:: Instruction ::
Copy out the data exactly, leaving the pictures behind.

:: Records for processing ::
####################

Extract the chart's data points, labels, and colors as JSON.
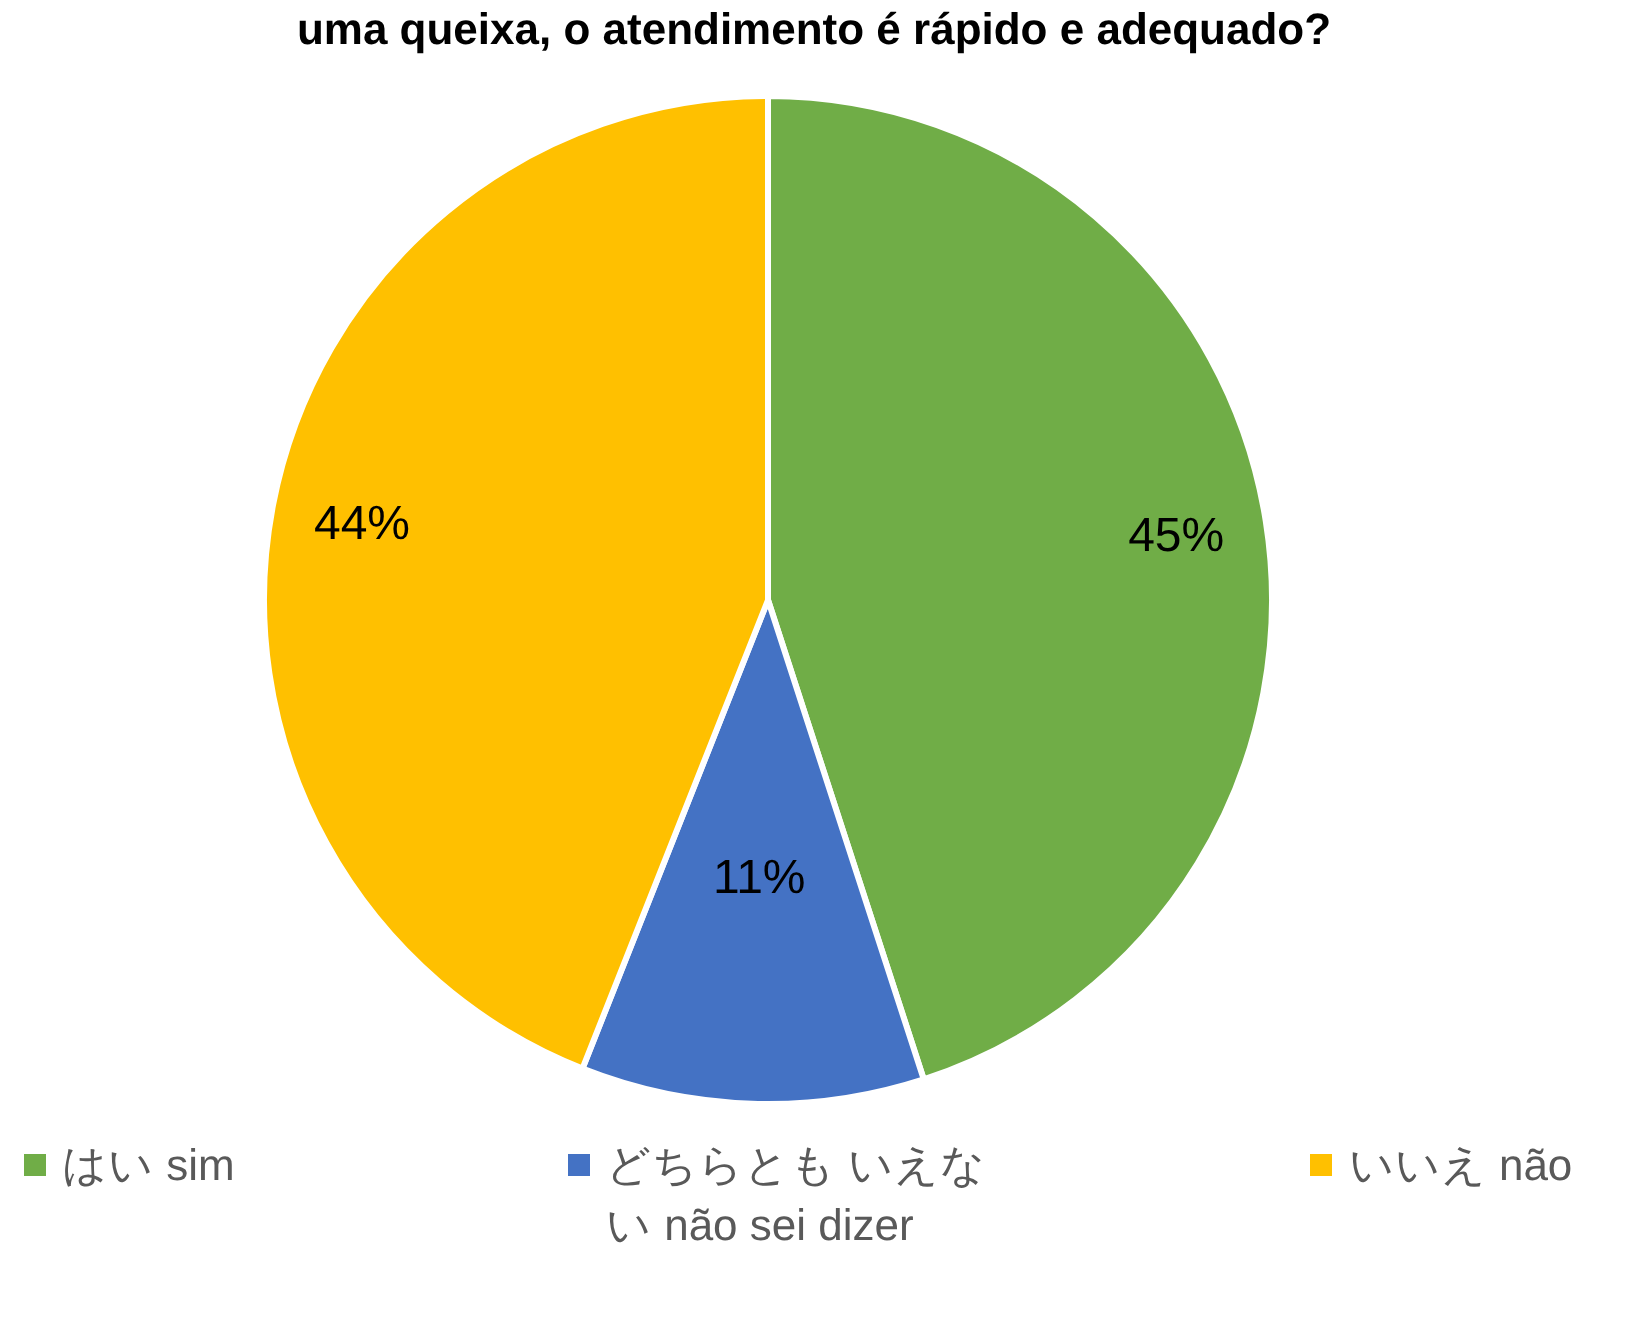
{
  "chart_data": {
    "type": "pie",
    "title": "uma queixa, o atendimento é rápido e adequado?",
    "categories": [
      "はい sim",
      "どちらとも いえない não sei dizer",
      "いいえ não"
    ],
    "values": [
      45,
      11,
      44
    ],
    "colors": [
      "#70ad47",
      "#4472c4",
      "#ffc000"
    ],
    "value_labels": [
      "45%",
      "11%",
      "44%"
    ],
    "legend": "bottom"
  }
}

####################

:: Written answer ::
Extract the chart's data points, labels, and colors as JSON.
{
  "chart_data": {
    "type": "pie",
    "title": "uma queixa, o atendimento é rápido e adequado?",
    "categories": [
      "はい sim",
      "どちらとも いえない não sei dizer",
      "いいえ não"
    ],
    "values": [
      45,
      11,
      44
    ],
    "colors": [
      "#70ad47",
      "#4472c4",
      "#ffc000"
    ],
    "value_labels": [
      "45%",
      "11%",
      "44%"
    ],
    "legend": "bottom"
  }
}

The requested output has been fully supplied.